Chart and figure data

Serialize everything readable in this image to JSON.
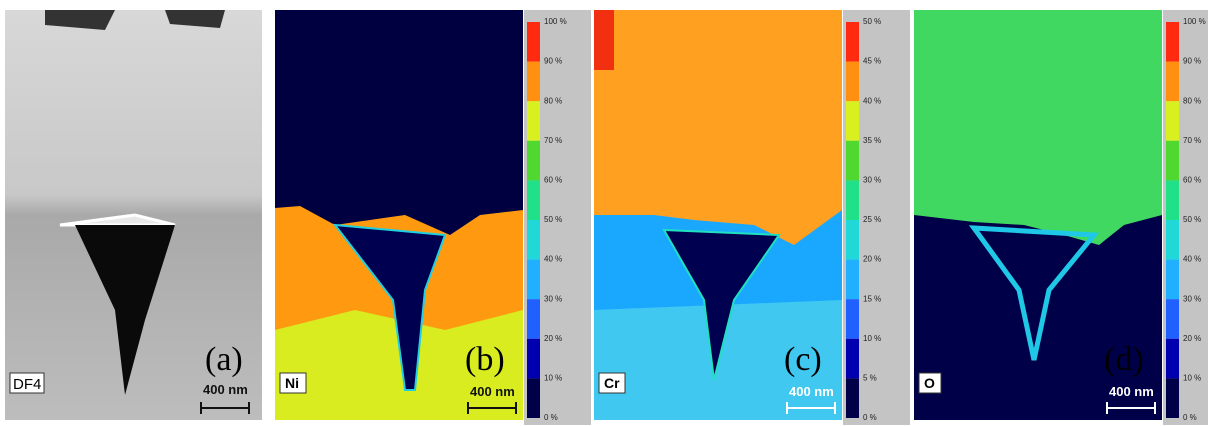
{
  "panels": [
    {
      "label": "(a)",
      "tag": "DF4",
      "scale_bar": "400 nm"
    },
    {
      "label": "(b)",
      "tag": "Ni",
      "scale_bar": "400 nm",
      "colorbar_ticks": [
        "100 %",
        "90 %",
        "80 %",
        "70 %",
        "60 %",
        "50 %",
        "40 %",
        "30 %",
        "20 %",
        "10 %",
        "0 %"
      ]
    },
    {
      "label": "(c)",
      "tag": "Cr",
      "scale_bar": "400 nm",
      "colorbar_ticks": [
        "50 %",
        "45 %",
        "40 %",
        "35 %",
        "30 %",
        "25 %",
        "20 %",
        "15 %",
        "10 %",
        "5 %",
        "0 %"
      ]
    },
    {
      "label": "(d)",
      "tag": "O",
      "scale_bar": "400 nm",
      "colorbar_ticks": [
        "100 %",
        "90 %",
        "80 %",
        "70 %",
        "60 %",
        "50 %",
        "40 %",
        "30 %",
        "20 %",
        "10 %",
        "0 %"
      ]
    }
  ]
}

What you will do:
Set down the complete material exactly, but do not include the images.

Answer to this problem:
Serialize everything readable in this image to JSON.
{
  "panels": [
    {
      "label": "(a)",
      "tag": "DF4",
      "scale_bar": "400 nm"
    },
    {
      "label": "(b)",
      "tag": "Ni",
      "scale_bar": "400 nm",
      "colorbar_ticks": [
        "100 %",
        "90 %",
        "80 %",
        "70 %",
        "60 %",
        "50 %",
        "40 %",
        "30 %",
        "20 %",
        "10 %",
        "0 %"
      ]
    },
    {
      "label": "(c)",
      "tag": "Cr",
      "scale_bar": "400 nm",
      "colorbar_ticks": [
        "50 %",
        "45 %",
        "40 %",
        "35 %",
        "30 %",
        "25 %",
        "20 %",
        "15 %",
        "10 %",
        "5 %",
        "0 %"
      ]
    },
    {
      "label": "(d)",
      "tag": "O",
      "scale_bar": "400 nm",
      "colorbar_ticks": [
        "100 %",
        "90 %",
        "80 %",
        "70 %",
        "60 %",
        "50 %",
        "40 %",
        "30 %",
        "20 %",
        "10 %",
        "0 %"
      ]
    }
  ]
}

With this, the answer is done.